- What you are asked to do -
Would you please copy every line below that includes the string "迎接治愈的曙光"?

- Extracted records -

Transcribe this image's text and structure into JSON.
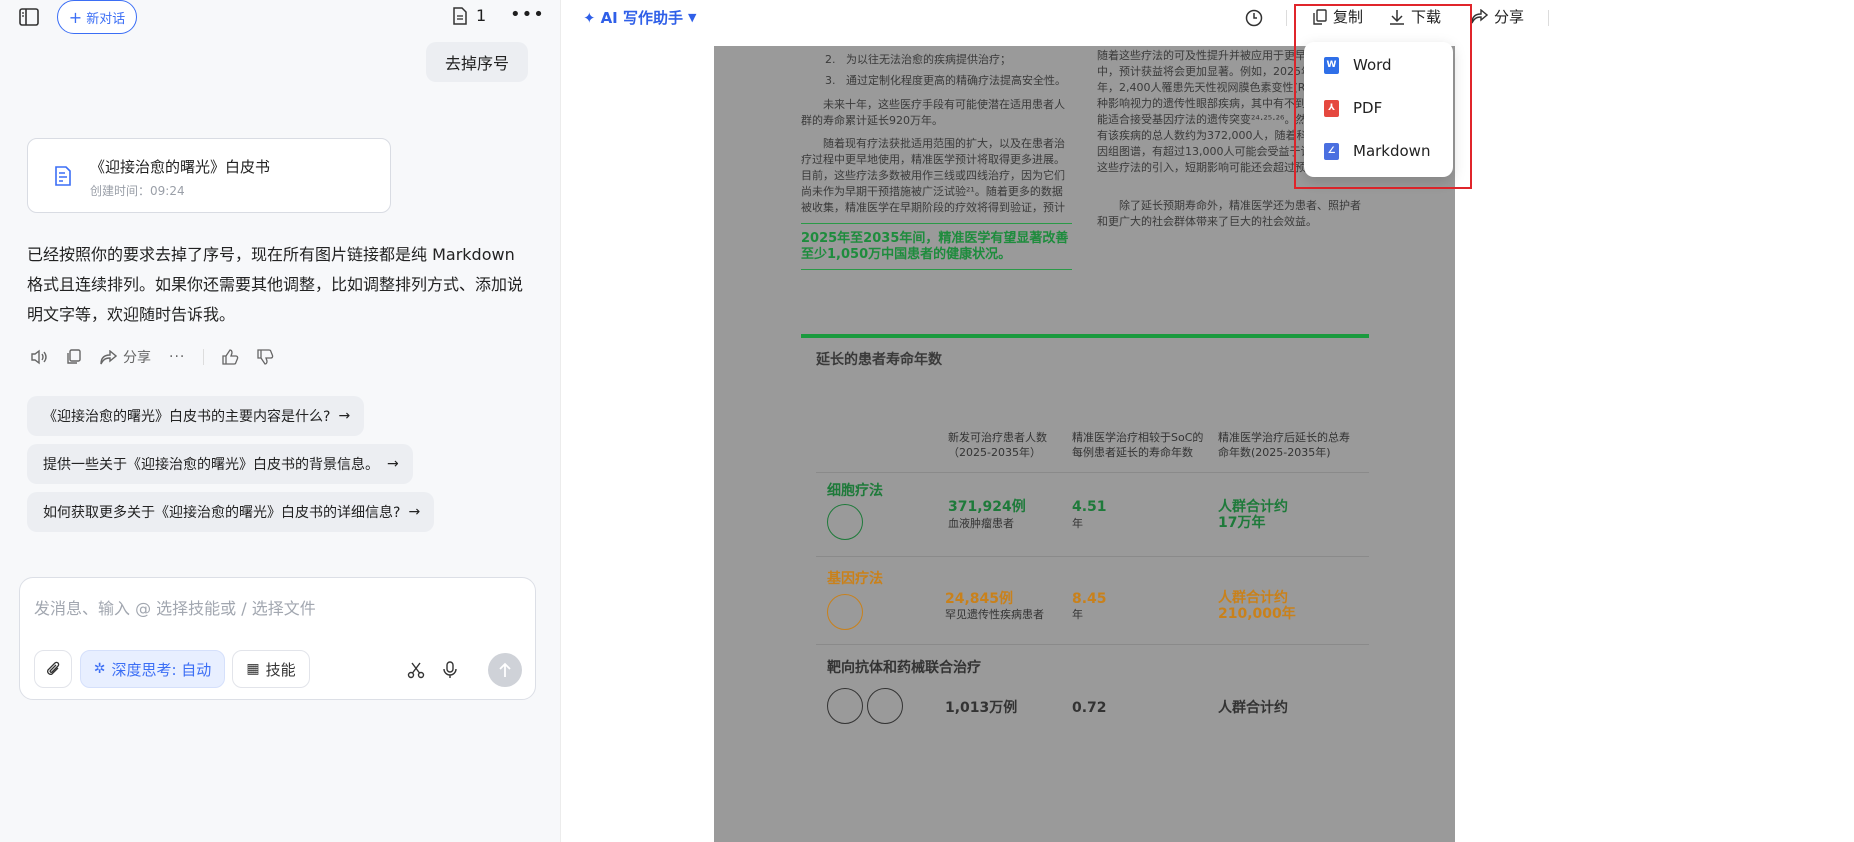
{
  "left": {
    "new_chat_label": "新对话",
    "doc_count": "1",
    "user_message": "去掉序号",
    "doc_card": {
      "title": "《迎接治愈的曙光》白皮书",
      "created": "创建时间：09:24"
    },
    "answer": "已经按照你的要求去掉了序号，现在所有图片链接都是纯 Markdown 格式且连续排列。如果你还需要其他调整，比如调整排列方式、添加说明文字等，欢迎随时告诉我。",
    "actions": {
      "share": "分享",
      "more": "···"
    },
    "suggestions": [
      "《迎接治愈的曙光》白皮书的主要内容是什么?",
      "提供一些关于《迎接治愈的曙光》白皮书的背景信息。",
      "如何获取更多关于《迎接治愈的曙光》白皮书的详细信息?"
    ],
    "composer": {
      "placeholder": "发消息、输入 @ 选择技能或 / 选择文件",
      "deep_think": "深度思考: 自动",
      "skills": "技能"
    }
  },
  "right": {
    "title": "AI 写作助手",
    "copy": "复制",
    "download": "下载",
    "share": "分享",
    "download_menu": [
      {
        "label": "Word",
        "icon": "word-file-icon",
        "color": "#2f6fe8",
        "glyph": "W"
      },
      {
        "label": "PDF",
        "icon": "pdf-file-icon",
        "color": "#e5483f",
        "glyph": "⅄"
      },
      {
        "label": "Markdown",
        "icon": "markdown-file-icon",
        "color": "#4a6fe0",
        "glyph": "∠"
      }
    ],
    "doc": {
      "list_items": [
        "2.   为以往无法治愈的疾病提供治疗；",
        "3.   通过定制化程度更高的精确疗法提高安全性。"
      ],
      "para1": "未来十年，这些医疗手段有可能使潜在适用患者人群的寿命累计延长920万年。",
      "para2": "随着现有疗法获批适用范围的扩大，以及在患者治疗过程中更早地使用，精准医学预计将取得更多进展。目前，这些疗法多数被用作三线或四线治疗，因为它们尚未作为早期干预措施被广泛试验²¹。随着更多的数据被收集，精准医学在早期阶段的疗效将得到验证，预计",
      "right_col1": "随着这些疗法的可及性提升并被应用于更早期的治疗中，预计获益将会更加显著。例如，2025年至2035年，2,400人罹患先天性视网膜色素变性(RP)，这是一种影响视力的遗传性眼部疾病，其中有不到8%的患者可能适合接受基因疗法的遗传突变²⁴·²⁵·²⁶。然而，中国患有该疾病的总人数约为372,000人，随着科学进步和基因组图谱，有超过13,000人可能会受益于该疗法。随着这些疗法的引入，短期影响可能还会超过预测²⁷。",
      "right_col2": "除了延长预期寿命外，精准医学还为患者、照护者和更广大的社会群体带来了巨大的社会效益。",
      "quote": "2025年至2035年间，精准医学有望显著改善至少1,050万中国患者的健康状况。",
      "section_title": "延长的患者寿命年数",
      "col_heads": [
        "新发可治疗患者人数（2025-2035年）",
        "精准医学治疗相较于SoC的每例患者延长的寿命年数",
        "精准医学治疗后延长的总寿命年数(2025-2035年)"
      ],
      "rows": [
        {
          "name": "细胞疗法",
          "color": "#1e7a3a",
          "patients": "371,924例",
          "patients_sub": "血液肿瘤患者",
          "years": "4.51",
          "years_sub": "年",
          "total1": "人群合计约",
          "total2": "17万年",
          "icon": "cell-therapy-icon"
        },
        {
          "name": "基因疗法",
          "color": "#c9811b",
          "patients": "24,845例",
          "patients_sub": "罕见遗传性疾病患者",
          "years": "8.45",
          "years_sub": "年",
          "total1": "人群合计约",
          "total2": "210,000年",
          "icon": "dna-icon"
        },
        {
          "name": "靶向抗体和药械联合治疗",
          "color": "#333333",
          "patients": "1,013万例",
          "patients_sub": "",
          "years": "0.72",
          "years_sub": "",
          "total1": "人群合计约",
          "total2": "",
          "icon": "antibody-icon"
        }
      ]
    }
  }
}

- Exercise result -
      "title": "《迎接治愈的曙光》白皮书",
      "《迎接治愈的曙光》白皮书的主要内容是什么?",
      "提供一些关于《迎接治愈的曙光》白皮书的背景信息。",
      "如何获取更多关于《迎接治愈的曙光》白皮书的详细信息?"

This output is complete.